Record list:
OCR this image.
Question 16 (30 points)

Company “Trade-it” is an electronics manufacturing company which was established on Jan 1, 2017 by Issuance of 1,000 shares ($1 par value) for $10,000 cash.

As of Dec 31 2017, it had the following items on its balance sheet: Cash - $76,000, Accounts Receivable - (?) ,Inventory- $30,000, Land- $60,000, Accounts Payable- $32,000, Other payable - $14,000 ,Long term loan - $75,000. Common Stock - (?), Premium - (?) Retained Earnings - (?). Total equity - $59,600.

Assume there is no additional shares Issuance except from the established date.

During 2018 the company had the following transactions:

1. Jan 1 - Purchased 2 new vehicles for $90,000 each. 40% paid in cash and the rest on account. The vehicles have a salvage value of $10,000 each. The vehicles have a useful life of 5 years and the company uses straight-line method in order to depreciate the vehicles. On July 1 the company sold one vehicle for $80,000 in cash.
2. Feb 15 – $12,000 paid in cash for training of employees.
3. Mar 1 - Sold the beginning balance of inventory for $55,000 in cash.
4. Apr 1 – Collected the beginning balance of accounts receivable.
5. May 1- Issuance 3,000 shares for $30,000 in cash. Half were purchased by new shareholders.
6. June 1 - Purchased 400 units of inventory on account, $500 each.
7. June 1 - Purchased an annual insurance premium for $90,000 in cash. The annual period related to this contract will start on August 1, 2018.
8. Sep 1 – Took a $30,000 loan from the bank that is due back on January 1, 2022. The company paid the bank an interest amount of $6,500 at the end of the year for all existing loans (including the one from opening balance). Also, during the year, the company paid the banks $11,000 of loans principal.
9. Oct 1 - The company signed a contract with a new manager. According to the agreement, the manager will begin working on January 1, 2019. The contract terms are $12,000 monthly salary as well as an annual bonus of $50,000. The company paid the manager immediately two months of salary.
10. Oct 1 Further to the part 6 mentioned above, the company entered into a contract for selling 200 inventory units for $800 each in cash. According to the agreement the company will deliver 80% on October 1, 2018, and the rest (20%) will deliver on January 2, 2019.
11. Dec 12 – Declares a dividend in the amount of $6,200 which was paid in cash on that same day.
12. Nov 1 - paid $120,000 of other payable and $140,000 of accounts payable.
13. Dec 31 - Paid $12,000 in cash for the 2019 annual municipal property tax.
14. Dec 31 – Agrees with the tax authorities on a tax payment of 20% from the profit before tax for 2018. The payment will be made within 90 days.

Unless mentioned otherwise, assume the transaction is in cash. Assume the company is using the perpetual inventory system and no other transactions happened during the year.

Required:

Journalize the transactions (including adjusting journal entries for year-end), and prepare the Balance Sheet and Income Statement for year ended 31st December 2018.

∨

What is needed: Every record shown above should be written out again exactly.

Output of the task:
OCR this image.
Question 16 (30 points)

Company “Trade-it” is an electronics manufacturing company which was established on Jan 1, 2017 by Issuance of 1,000 shares ($1 par value) for $10,000 cash.

As of Dec 31 2017, it had the following items on its balance sheet: Cash - $76,000, Accounts Receivable - (?) ,Inventory- $30,000, Land- $60,000, Accounts Payable- $32,000, Other payable - $14,000 ,Long term loan - $75,000. Common Stock - (?), Premium - (?) Retained Earnings - (?). Total equity - $59,600.

Assume there is no additional shares Issuance except from the established date.

During 2018 the company had the following transactions:

1. Jan 1 - Purchased 2 new vehicles for $90,000 each. 40% paid in cash and the rest on account. The vehicles have a salvage value of $10,000 each. The vehicles have a useful life of 5 years and the company uses straight-line method in order to depreciate the vehicles. On July 1 the company sold one vehicle for $80,000 in cash.
2. Feb 15 – $12,000 paid in cash for training of employees.
3. Mar 1 - Sold the beginning balance of inventory for $55,000 in cash.
4. Apr 1 – Collected the beginning balance of accounts receivable.
5. May 1- Issuance 3,000 shares for $30,000 in cash. Half were purchased by new shareholders.
6. June 1 - Purchased 400 units of inventory on account, $500 each.
7. June 1 - Purchased an annual insurance premium for $90,000 in cash. The annual period related to this contract will start on August 1, 2018.
8. Sep 1 – Took a $30,000 loan from the bank that is due back on January 1, 2022. The company paid the bank an interest amount of $6,500 at the end of the year for all existing loans (including the one from opening balance). Also, during the year, the company paid the banks $11,000 of loans principal.
9. Oct 1 - The company signed a contract with a new manager. According to the agreement, the manager will begin working on January 1, 2019. The contract terms are $12,000 monthly salary as well as an annual bonus of $50,000. The company paid the manager immediately two months of salary.
10. Oct 1 Further to the part 6 mentioned above, the company entered into a contract for selling 200 inventory units for $800 each in cash. According to the agreement the company will deliver 80% on October 1, 2018, and the rest (20%) will deliver on January 2, 2019.
11. Dec 12 – Declares a dividend in the amount of $6,200 which was paid in cash on that same day.
12. Nov 1 - paid $120,000 of other payable and $140,000 of accounts payable.
13. Dec 31 - Paid $12,000 in cash for the 2019 annual municipal property tax.
14. Dec 31 – Agrees with the tax authorities on a tax payment of 20% from the profit before tax for 2018. The payment will be made within 90 days.

Unless mentioned otherwise, assume the transaction is in cash. Assume the company is using the perpetual inventory system and no other transactions happened during the year.

Required:

Journalize the transactions (including adjusting journal entries for year-end), and prepare the Balance Sheet and Income Statement for year ended 31st December 2018.

∨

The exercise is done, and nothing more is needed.